- _Requirements_
Rewrite the items below with every instance of "growth-point" swapped for "growth-marker", leaving everything else unchanged.
__________
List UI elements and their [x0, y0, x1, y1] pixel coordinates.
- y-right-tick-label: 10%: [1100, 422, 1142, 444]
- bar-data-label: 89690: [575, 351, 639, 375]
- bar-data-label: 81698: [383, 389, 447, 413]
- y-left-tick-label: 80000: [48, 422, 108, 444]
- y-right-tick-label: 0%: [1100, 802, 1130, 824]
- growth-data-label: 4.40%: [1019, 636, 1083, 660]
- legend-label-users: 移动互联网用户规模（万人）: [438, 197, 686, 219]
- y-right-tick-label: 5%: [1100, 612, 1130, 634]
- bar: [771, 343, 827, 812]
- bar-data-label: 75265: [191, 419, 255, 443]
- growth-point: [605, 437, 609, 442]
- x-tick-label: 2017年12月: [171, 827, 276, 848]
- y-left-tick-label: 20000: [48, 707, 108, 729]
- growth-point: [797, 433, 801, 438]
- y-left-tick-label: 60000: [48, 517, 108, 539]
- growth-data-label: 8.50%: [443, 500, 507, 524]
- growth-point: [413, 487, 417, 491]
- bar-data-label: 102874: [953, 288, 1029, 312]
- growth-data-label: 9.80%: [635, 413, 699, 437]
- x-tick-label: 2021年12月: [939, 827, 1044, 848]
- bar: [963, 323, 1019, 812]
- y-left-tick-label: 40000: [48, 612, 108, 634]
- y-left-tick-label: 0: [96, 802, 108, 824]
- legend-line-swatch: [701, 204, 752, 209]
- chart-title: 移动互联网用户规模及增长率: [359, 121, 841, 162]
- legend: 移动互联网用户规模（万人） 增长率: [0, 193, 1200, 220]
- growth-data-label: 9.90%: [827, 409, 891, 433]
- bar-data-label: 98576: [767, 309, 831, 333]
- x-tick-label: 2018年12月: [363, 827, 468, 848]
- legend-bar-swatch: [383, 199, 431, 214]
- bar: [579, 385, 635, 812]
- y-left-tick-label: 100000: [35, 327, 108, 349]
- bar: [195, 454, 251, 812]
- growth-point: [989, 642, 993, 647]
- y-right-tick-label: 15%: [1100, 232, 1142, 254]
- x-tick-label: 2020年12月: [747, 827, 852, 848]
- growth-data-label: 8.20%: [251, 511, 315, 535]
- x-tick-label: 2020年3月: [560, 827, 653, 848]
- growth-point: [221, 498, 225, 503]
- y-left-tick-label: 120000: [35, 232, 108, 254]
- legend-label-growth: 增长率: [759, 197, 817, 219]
__________
- _Result of the exercise_
List UI elements and their [x0, y0, x1, y1] pixel coordinates.
- y-right-tick-label: 10%: [1100, 422, 1142, 444]
- bar-data-label: 89690: [575, 351, 639, 375]
- bar-data-label: 81698: [383, 389, 447, 413]
- y-left-tick-label: 80000: [48, 422, 108, 444]
- y-right-tick-label: 0%: [1100, 802, 1130, 824]
- growth-data-label: 4.40%: [1019, 636, 1083, 660]
- legend-label-users: 移动互联网用户规模（万人）: [438, 197, 686, 219]
- y-right-tick-label: 5%: [1100, 612, 1130, 634]
- bar: [771, 343, 827, 812]
- bar-data-label: 75265: [191, 419, 255, 443]
- growth-marker: [605, 437, 609, 442]
- x-tick-label: 2017年12月: [171, 827, 276, 848]
- y-left-tick-label: 20000: [48, 707, 108, 729]
- growth-marker: [797, 433, 801, 438]
- y-left-tick-label: 60000: [48, 517, 108, 539]
- growth-data-label: 8.50%: [443, 500, 507, 524]
- growth-marker: [413, 487, 417, 491]
- bar-data-label: 102874: [953, 288, 1029, 312]
- growth-data-label: 9.80%: [635, 413, 699, 437]
- x-tick-label: 2021年12月: [939, 827, 1044, 848]
- bar: [963, 323, 1019, 812]
- y-left-tick-label: 40000: [48, 612, 108, 634]
- y-left-tick-label: 0: [96, 802, 108, 824]
- legend-line-swatch: [701, 204, 752, 209]
- chart-title: 移动互联网用户规模及增长率: [359, 121, 841, 162]
- legend: 移动互联网用户规模（万人） 增长率: [0, 193, 1200, 220]
- growth-data-label: 9.90%: [827, 409, 891, 433]
- bar-data-label: 98576: [767, 309, 831, 333]
- x-tick-label: 2018年12月: [363, 827, 468, 848]
- legend-bar-swatch: [383, 199, 431, 214]
- bar: [579, 385, 635, 812]
- y-left-tick-label: 100000: [35, 327, 108, 349]
- bar: [195, 454, 251, 812]
- growth-marker: [989, 642, 993, 647]
- y-right-tick-label: 15%: [1100, 232, 1142, 254]
- x-tick-label: 2020年12月: [747, 827, 852, 848]
- growth-data-label: 8.20%: [251, 511, 315, 535]
- x-tick-label: 2020年3月: [560, 827, 653, 848]
- growth-marker: [221, 498, 225, 503]
- y-left-tick-label: 120000: [35, 232, 108, 254]
- legend-label-growth: 增长率: [759, 197, 817, 219]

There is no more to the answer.